INSTRUCTIONS FOR THE TASK — What follows is a set of entries. Repeat them exactly, but not their pictures.

A block of data:
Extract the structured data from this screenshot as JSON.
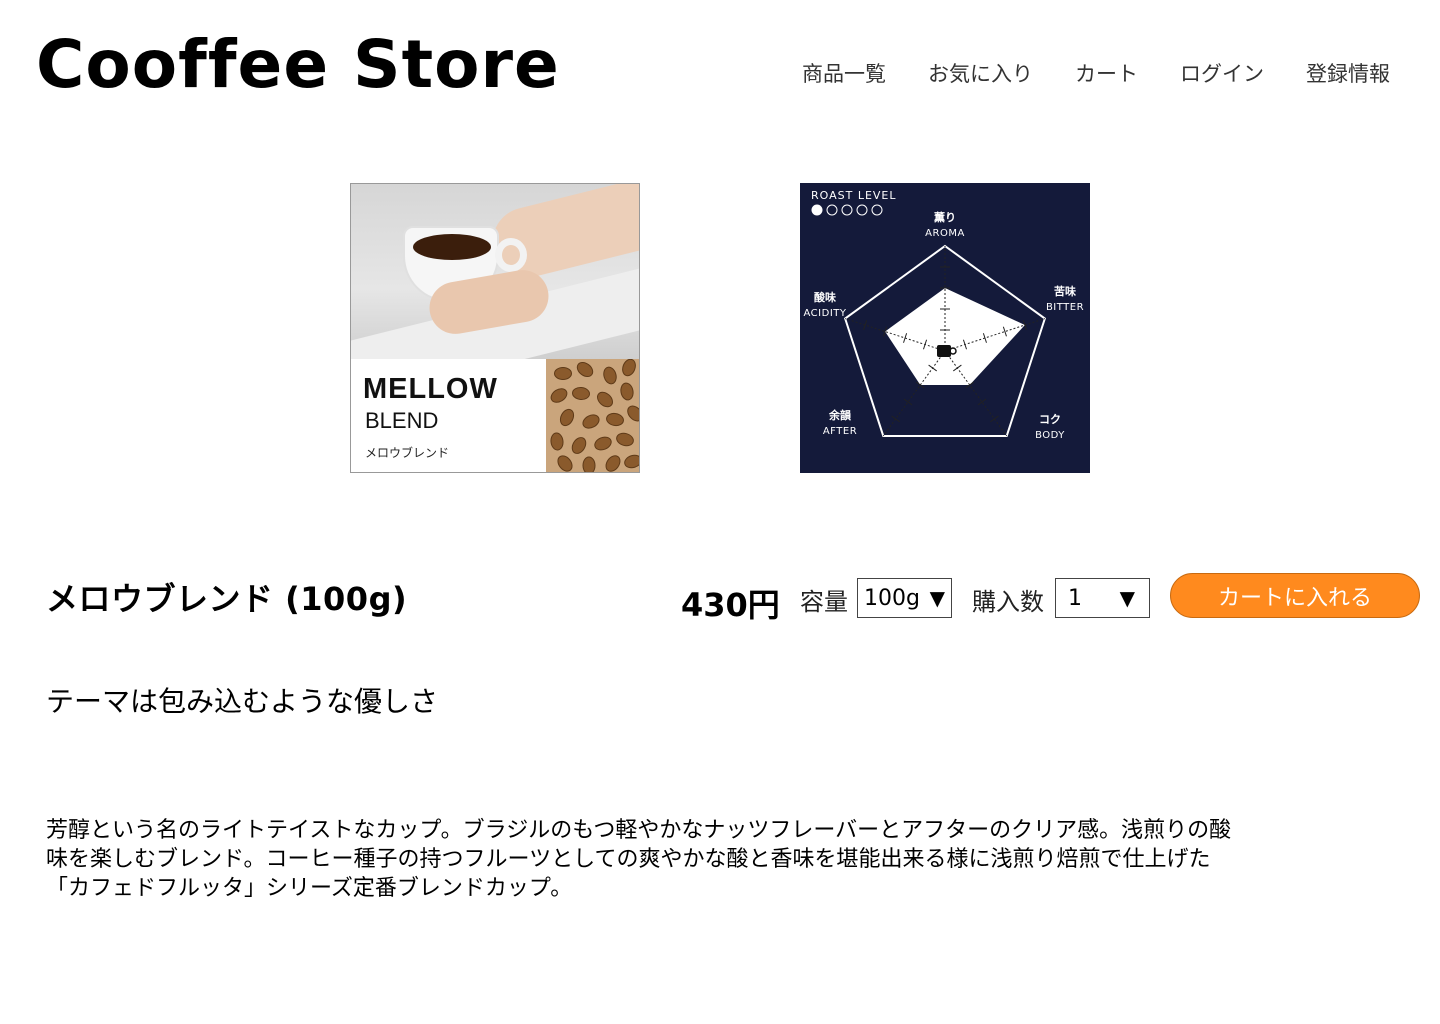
{
  "header": {
    "logo": "Cooffee Store",
    "nav": [
      "商品一覧",
      "お気に入り",
      "カート",
      "ログイン",
      "登録情報"
    ]
  },
  "product_image": {
    "title": "MELLOW",
    "subtitle": "BLEND",
    "jp_name": "メロウブレンド"
  },
  "flavor_chart": {
    "roast_label": "ROAST LEVEL",
    "roast_level": 1,
    "roast_max": 5,
    "axes": [
      {
        "jp": "薫り",
        "en": "AROMA"
      },
      {
        "jp": "苦味",
        "en": "BITTER"
      },
      {
        "jp": "コク",
        "en": "BODY"
      },
      {
        "jp": "余韻",
        "en": "AFTER"
      },
      {
        "jp": "酸味",
        "en": "ACIDITY"
      }
    ],
    "values": [
      3,
      4,
      2,
      2,
      3
    ],
    "scale_max": 5,
    "center_label": "COFFEE",
    "colors": {
      "background": "#141a3a",
      "fill": "#ffffff",
      "line": "#ffffff"
    }
  },
  "product": {
    "name": "メロウブレンド (100g)",
    "price": "430円",
    "capacity_label": "容量",
    "capacity_value": "100g",
    "quantity_label": "購入数",
    "quantity_value": "1",
    "cart_button": "カートに入れる",
    "theme": "テーマは包み込むような優しさ",
    "description": "芳醇という名のライトテイストなカップ。ブラジルのもつ軽やかなナッツフレーバーとアフターのクリア感。浅煎りの酸味を楽しむブレンド。コーヒー種子の持つフルーツとしての爽やかな酸と香味を堪能出来る様に浅煎り焙煎で仕上げた「カフェドフルッタ」シリーズ定番ブレンドカップ。"
  },
  "colors": {
    "accent": "#ff8a1e"
  }
}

EXERCISE RESPONSE —
Extract the structured data from this screenshot as JSON.
{
  "header": {
    "logo": "Cooffee Store",
    "nav": [
      "商品一覧",
      "お気に入り",
      "カート",
      "ログイン",
      "登録情報"
    ]
  },
  "product_image": {
    "title": "MELLOW",
    "subtitle": "BLEND",
    "jp_name": "メロウブレンド"
  },
  "flavor_chart": {
    "roast_label": "ROAST LEVEL",
    "roast_level": 1,
    "roast_max": 5,
    "axes": [
      {
        "jp": "薫り",
        "en": "AROMA"
      },
      {
        "jp": "苦味",
        "en": "BITTER"
      },
      {
        "jp": "コク",
        "en": "BODY"
      },
      {
        "jp": "余韻",
        "en": "AFTER"
      },
      {
        "jp": "酸味",
        "en": "ACIDITY"
      }
    ],
    "values": [
      3,
      4,
      2,
      2,
      3
    ],
    "scale_max": 5,
    "center_label": "COFFEE",
    "colors": {
      "background": "#141a3a",
      "fill": "#ffffff",
      "line": "#ffffff"
    }
  },
  "product": {
    "name": "メロウブレンド (100g)",
    "price": "430円",
    "capacity_label": "容量",
    "capacity_value": "100g",
    "quantity_label": "購入数",
    "quantity_value": "1",
    "cart_button": "カートに入れる",
    "theme": "テーマは包み込むような優しさ",
    "description": "芳醇という名のライトテイストなカップ。ブラジルのもつ軽やかなナッツフレーバーとアフターのクリア感。浅煎りの酸味を楽しむブレンド。コーヒー種子の持つフルーツとしての爽やかな酸と香味を堪能出来る様に浅煎り焙煎で仕上げた「カフェドフルッタ」シリーズ定番ブレンドカップ。"
  },
  "colors": {
    "accent": "#ff8a1e"
  }
}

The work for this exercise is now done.